== Texto

24.7.14

Em nome dos Imortais



Eu não queria estar escrevendo isso. Não queria mesmo. Julho de 2014 tem sido um mês difícil e cruel.

Eu ia escrever sobre João Ubaldo e antes que começasse fui surpreendida pela morte de Rubem Alves.
Fiquei tão triste que não quis mais escrever nada. E então Ariano Suassuna apronta uma dessas...
Desde que soube a noticia ate agora, estou meio sem acreditar.
Não vou falar da importância desses três caras, nem de suas obras e nem o quanto a literatura perde com a partida deles. Eu me reservo apenas ao direito de ficar triste.
Cada leitor tem em seu autor preferido um amigo, mesmo que nunca tenha sequer visto ou esbarrado com ele em toda a vida.
"Eu gosto muito de rir e gosto de fazer rir. E nisso sinto que o povo brasileiro é meu companheiro." 
Ariano Suassuna
Eu tinha esperanças de um dia, em uma Bienal qualquer, esbarrar com Ariano e pedir a ele um rabisco em um dos meus livros. Dele, mas meus. Queria ter a oportunidade de dizer o quanto sua obra me fez feliz, o quanto me diverti com seus personagens, o quanto gostei um pouco mais dele a cada declaração ou entrevista que via.

Quanto ao João, não fomos grandes amigos  nessa vida. Confesso que mal o li. Mas não deixo de sentir sua perda por conta disso. Quando um escritor parte, ficamos órfãos do que ele ainda teria a escrever. Quantas ideias, quantos personagens e romances partem junto a ele? Jamais saberemos. Isso multiplica a sensação de perda. Dói fundo na alma de um leitor.

====

◆ **O problema**: Continue o texto sobre a morte de João Ubaldo, Rubem Alves e Ariano Suassuna, começando logo depois da última frase.

== Linhas de dados

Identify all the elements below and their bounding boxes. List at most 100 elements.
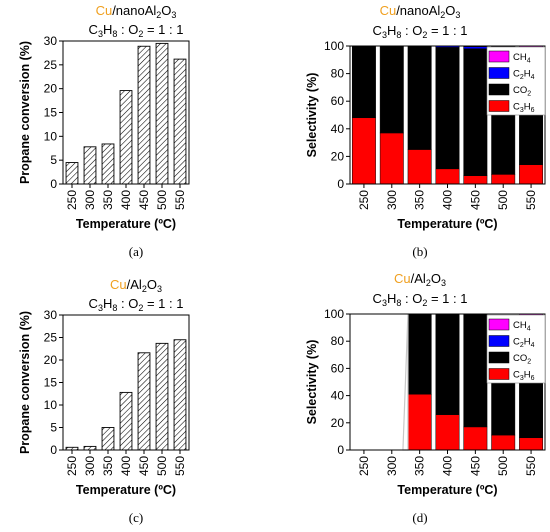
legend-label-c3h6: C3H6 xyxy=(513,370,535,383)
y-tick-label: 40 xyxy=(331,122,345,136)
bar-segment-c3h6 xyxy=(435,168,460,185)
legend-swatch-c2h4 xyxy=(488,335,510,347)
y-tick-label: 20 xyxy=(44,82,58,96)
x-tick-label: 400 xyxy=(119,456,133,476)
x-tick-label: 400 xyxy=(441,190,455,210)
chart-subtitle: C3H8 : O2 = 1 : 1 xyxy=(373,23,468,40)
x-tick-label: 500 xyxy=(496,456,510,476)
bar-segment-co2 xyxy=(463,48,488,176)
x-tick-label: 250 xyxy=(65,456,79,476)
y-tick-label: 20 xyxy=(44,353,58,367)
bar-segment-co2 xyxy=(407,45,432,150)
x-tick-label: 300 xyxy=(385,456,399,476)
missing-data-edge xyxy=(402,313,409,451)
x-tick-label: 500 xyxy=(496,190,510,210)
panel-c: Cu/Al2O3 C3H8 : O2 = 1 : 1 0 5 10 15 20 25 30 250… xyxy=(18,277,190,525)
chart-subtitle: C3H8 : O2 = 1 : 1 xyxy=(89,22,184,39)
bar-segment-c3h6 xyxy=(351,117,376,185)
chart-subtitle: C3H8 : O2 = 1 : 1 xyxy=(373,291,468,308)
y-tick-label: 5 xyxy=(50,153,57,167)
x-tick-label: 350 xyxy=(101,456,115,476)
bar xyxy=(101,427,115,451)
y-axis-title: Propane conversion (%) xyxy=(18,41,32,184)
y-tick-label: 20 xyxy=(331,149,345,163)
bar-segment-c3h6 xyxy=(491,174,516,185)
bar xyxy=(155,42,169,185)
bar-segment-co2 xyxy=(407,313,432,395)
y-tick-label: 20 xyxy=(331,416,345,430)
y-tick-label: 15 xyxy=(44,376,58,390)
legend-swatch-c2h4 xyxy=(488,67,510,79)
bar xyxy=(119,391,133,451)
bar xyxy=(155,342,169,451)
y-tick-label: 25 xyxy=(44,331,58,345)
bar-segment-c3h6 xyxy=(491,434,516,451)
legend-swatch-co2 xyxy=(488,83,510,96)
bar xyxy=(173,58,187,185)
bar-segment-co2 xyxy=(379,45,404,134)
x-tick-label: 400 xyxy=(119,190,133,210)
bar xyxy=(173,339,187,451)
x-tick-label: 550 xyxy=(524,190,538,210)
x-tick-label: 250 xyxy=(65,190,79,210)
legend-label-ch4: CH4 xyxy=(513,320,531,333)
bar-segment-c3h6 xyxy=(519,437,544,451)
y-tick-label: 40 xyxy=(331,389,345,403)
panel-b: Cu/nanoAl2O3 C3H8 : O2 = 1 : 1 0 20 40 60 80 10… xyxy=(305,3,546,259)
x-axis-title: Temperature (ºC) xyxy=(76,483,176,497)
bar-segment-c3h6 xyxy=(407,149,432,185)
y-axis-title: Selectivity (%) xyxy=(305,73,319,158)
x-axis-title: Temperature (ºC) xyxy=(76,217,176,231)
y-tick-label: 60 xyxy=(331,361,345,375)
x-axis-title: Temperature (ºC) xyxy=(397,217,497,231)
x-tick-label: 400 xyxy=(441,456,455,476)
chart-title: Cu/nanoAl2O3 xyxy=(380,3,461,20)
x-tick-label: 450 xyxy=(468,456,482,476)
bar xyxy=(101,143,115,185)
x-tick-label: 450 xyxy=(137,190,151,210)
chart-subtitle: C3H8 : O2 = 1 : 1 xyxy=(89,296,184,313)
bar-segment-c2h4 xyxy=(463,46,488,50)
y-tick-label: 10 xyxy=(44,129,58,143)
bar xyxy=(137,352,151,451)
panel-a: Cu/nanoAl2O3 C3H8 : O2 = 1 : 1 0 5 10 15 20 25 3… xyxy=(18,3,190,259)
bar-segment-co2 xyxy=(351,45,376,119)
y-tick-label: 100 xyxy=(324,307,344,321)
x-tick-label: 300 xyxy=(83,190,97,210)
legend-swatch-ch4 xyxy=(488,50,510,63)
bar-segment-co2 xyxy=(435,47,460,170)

====

◆ **A resposta**:
Mas e Rubem? Rubem, sempre tão querido. Sua ausência é uma lástima irreparável, Rubem! Sempre tão carinhoso em seu falar, tão terno e tão humano... O mundo precisa de mais mineirinhos como ele. Como todo bom mineiro, era quietinho, na sua, sem afetações e alardes.
Dizia que chegou onde chegou porque tudo que planejou deu errado, vejam só!
Foi com Rubem que aprendi uma das lições que me fizeram crescer muito como pessoa: "Ostra feliz não faz pérola". Acho linda a comparação que Rubem faz com a formação da pérola, para nos explicar que é a partir do sofrimento que crescemos. A pérola é um parasita externo ou um grão de areia que invade e machuca a ostra. Para se defender, a ostra o envolve com uma substância chamada madrepérola, que cristaliza-se e isola o invasor dentro de uma bolota rígida. A ostra, quando produz uma pérola, na verdade está lidando com um incômodo. Desejei a sabedoria de transformar os meus incômodos em pérolas também.
"A saudade é a nossa alma dizendo para onde ela quer voltar."
Rubem Alves
Agora, você Ariano... não consigo me conformar com sua partida.
Ainda não consegui ler A Pedra do Reino por completo, mas li seu Auto da Compadecida umas três vezes. 
E nem sei dizer quantas vezes revi a adaptação para o cinema.
Você disse que não trocaria seu "oxente" pelo "ok" de ninguém e nós também não trocaremos, mestre. Se eu posso deixar aqui alguma homenagem, é em favor do seu legado.

Tem tanta gente que em nada nos acrescenta, que pelo contrário, nos subtrai... Tanta gente contribuindo para causas pequenas, tanta bobagem, tanta desgraça...
Deus, às vezes, nos presenteia com pessoas que deixam o mundo melhor. Pessoas que trazem, sabe-se-lá de onde, sua sabedoria e alegria para dividir com o resto de nós.
Gente como Rubem que trazia sempre uma palavra de conforto ou como João que com sua baianice nos deliciava com seu humor. Gente como Ariano, que achava a tarefa de viver dura e fascinante.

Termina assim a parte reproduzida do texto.